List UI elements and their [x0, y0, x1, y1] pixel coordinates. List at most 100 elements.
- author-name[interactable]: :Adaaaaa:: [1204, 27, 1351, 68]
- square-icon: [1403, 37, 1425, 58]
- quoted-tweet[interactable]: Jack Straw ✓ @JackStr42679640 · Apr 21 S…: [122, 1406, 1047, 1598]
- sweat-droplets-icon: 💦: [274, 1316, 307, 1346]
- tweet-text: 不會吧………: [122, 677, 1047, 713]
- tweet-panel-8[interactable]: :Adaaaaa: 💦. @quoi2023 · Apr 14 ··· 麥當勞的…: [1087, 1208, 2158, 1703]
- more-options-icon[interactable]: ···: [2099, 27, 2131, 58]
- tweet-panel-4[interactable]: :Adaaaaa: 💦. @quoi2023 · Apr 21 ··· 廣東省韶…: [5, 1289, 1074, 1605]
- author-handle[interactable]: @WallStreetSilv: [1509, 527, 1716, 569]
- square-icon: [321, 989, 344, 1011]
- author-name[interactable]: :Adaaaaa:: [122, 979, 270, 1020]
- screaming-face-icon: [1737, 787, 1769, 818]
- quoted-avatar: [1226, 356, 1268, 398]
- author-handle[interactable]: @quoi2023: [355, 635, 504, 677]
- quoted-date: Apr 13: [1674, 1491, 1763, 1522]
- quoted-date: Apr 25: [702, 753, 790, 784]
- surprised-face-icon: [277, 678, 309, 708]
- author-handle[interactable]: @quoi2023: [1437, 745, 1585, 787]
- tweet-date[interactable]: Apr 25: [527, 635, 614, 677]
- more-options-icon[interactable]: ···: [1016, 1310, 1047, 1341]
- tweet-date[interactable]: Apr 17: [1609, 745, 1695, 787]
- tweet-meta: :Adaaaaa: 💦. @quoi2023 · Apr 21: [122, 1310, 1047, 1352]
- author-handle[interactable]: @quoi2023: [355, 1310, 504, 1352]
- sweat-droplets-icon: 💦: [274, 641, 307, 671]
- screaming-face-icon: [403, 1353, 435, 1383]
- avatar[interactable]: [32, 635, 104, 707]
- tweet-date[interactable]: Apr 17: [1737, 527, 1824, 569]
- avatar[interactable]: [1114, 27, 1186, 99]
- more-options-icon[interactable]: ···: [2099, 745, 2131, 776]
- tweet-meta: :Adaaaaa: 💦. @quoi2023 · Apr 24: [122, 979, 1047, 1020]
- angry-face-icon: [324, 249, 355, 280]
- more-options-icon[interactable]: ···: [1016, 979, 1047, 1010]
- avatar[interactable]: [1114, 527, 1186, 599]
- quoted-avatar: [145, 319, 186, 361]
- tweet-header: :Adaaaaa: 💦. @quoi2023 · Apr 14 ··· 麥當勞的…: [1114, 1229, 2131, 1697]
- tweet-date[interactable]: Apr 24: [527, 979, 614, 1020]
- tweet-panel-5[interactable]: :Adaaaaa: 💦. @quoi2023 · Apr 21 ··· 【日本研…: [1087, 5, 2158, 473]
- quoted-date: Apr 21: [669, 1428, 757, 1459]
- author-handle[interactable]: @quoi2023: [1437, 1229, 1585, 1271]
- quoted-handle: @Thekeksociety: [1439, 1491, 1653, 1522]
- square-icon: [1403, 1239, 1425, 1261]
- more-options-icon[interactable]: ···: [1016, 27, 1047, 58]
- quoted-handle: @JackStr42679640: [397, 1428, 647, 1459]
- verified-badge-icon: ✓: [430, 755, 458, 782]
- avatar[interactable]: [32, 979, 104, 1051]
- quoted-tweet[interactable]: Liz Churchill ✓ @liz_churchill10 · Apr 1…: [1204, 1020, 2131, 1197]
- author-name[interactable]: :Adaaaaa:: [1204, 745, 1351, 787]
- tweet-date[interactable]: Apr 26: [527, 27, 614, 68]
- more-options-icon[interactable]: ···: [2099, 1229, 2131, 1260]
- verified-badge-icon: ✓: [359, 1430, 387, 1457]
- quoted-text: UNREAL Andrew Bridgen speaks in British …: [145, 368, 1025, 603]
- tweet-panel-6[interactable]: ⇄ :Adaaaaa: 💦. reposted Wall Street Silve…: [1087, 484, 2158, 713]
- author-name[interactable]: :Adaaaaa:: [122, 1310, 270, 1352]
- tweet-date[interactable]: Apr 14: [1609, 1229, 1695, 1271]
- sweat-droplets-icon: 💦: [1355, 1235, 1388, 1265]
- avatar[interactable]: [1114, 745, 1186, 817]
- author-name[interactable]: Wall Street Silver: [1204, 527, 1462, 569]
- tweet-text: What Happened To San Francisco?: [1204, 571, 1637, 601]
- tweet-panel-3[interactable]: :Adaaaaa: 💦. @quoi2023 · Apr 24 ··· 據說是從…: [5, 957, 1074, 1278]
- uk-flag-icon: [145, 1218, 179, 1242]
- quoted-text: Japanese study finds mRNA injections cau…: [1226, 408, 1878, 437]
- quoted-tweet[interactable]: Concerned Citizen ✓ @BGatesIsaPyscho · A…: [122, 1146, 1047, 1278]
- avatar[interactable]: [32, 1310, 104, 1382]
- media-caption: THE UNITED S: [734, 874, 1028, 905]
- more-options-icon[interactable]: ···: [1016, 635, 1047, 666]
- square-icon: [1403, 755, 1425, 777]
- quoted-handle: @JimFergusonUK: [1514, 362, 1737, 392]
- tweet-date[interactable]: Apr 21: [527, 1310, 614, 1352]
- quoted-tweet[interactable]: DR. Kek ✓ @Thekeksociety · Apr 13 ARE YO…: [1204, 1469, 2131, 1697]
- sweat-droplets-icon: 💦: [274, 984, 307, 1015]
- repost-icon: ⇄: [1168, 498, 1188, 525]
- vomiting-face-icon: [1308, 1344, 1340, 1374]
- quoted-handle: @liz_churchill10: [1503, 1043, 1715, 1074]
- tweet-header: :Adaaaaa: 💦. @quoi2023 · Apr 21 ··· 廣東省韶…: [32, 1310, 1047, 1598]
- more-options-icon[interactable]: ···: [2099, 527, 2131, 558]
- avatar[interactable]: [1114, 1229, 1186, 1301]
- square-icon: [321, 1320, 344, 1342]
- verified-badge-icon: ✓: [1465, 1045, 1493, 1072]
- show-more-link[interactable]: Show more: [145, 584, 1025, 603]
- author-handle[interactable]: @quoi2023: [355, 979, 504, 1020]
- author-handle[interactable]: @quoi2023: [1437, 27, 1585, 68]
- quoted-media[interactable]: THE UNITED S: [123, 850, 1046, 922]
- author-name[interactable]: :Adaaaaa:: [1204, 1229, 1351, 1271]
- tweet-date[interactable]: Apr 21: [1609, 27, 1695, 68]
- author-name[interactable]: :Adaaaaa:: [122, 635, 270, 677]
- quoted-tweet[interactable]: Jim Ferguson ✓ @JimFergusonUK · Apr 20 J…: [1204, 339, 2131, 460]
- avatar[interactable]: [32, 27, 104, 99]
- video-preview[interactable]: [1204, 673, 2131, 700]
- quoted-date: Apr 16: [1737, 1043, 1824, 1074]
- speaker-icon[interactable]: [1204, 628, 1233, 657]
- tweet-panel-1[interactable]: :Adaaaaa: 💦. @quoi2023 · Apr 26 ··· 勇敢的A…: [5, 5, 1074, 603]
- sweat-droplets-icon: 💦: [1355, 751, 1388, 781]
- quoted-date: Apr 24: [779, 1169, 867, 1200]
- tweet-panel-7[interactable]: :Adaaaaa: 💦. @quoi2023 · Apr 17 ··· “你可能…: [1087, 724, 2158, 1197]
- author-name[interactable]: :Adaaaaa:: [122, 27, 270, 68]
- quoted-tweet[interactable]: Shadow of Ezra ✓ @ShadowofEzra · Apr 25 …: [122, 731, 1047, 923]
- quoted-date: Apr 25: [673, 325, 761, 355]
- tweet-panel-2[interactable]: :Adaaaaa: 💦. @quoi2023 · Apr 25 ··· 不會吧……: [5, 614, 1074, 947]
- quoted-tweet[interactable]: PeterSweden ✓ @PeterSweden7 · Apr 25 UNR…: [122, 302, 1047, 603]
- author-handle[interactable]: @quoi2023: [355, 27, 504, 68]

= = = =

Return, in full, every line of these entries that holds "JimFergusonUK".

◆ WRITTEN ANSWER
- quoted-handle: @JimFergusonUK: [1514, 362, 1737, 392]
- quoted-tweet[interactable]: Jim Ferguson ✓ @JimFergusonUK · Apr 20 J…: [1204, 339, 2131, 460]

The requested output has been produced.